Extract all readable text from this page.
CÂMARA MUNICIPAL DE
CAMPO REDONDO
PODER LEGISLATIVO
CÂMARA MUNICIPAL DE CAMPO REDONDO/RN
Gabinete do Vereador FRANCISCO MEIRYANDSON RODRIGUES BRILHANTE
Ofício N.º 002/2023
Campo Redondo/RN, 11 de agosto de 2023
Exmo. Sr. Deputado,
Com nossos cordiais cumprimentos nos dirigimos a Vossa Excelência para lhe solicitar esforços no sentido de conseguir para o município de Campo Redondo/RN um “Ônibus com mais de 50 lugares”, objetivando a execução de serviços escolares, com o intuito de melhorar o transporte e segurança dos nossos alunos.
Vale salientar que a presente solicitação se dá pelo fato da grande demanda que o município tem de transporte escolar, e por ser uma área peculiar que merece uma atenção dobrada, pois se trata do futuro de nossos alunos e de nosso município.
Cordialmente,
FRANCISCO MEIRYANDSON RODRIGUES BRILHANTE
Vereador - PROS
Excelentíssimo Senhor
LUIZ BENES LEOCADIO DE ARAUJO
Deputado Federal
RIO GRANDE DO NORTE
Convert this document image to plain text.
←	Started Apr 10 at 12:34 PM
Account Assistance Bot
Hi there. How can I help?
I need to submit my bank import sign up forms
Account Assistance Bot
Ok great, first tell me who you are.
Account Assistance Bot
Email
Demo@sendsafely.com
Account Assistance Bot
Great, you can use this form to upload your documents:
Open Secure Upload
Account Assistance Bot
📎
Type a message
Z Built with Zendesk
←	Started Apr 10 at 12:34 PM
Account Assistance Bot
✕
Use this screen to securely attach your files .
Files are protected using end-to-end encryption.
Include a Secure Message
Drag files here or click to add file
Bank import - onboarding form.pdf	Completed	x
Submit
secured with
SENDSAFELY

= = =

Repeat the data exactly. Leave nothing out.

Extract all readable text from this page.
CÂMARA MUNICIPAL DE
CAMPO REDONDO
PODER LEGISLATIVO
CÂMARA MUNICIPAL DE CAMPO REDONDO/RN
Gabinete do Vereador FRANCISCO MEIRYANDSON RODRIGUES BRILHANTE
Ofício N.º 002/2023
Campo Redondo/RN, 11 de agosto de 2023
Exmo. Sr. Deputado,
Com nossos cordiais cumprimentos nos dirigimos a Vossa Excelência para lhe solicitar esforços no sentido de conseguir para o município de Campo Redondo/RN um “Ônibus com mais de 50 lugares”, objetivando a execução de serviços escolares, com o intuito de melhorar o transporte e segurança dos nossos alunos.
Vale salientar que a presente solicitação se dá pelo fato da grande demanda que o município tem de transporte escolar, e por ser uma área peculiar que merece uma atenção dobrada, pois se trata do futuro de nossos alunos e de nosso município.
Cordialmente,
FRANCISCO MEIRYANDSON RODRIGUES BRILHANTE
Vereador - PROS
Excelentíssimo Senhor
LUIZ BENES LEOCADIO DE ARAUJO
Deputado Federal
RIO GRANDE DO NORTE
Convert this document image to plain text.
←	Started Apr 10 at 12:34 PM
Account Assistance Bot
Hi there. How can I help?
I need to submit my bank import sign up forms
Account Assistance Bot
Ok great, first tell me who you are.
Account Assistance Bot
Email
Demo@sendsafely.com
Account Assistance Bot
Great, you can use this form to upload your documents:
Open Secure Upload
Account Assistance Bot
📎
Type a message
Z Built with Zendesk
←	Started Apr 10 at 12:34 PM
Account Assistance Bot
✕
Use this screen to securely attach your files .
Files are protected using end-to-end encryption.
Include a Secure Message
Drag files here or click to add file
Bank import - onboarding form.pdf	Completed	x
Submit
secured with
SENDSAFELY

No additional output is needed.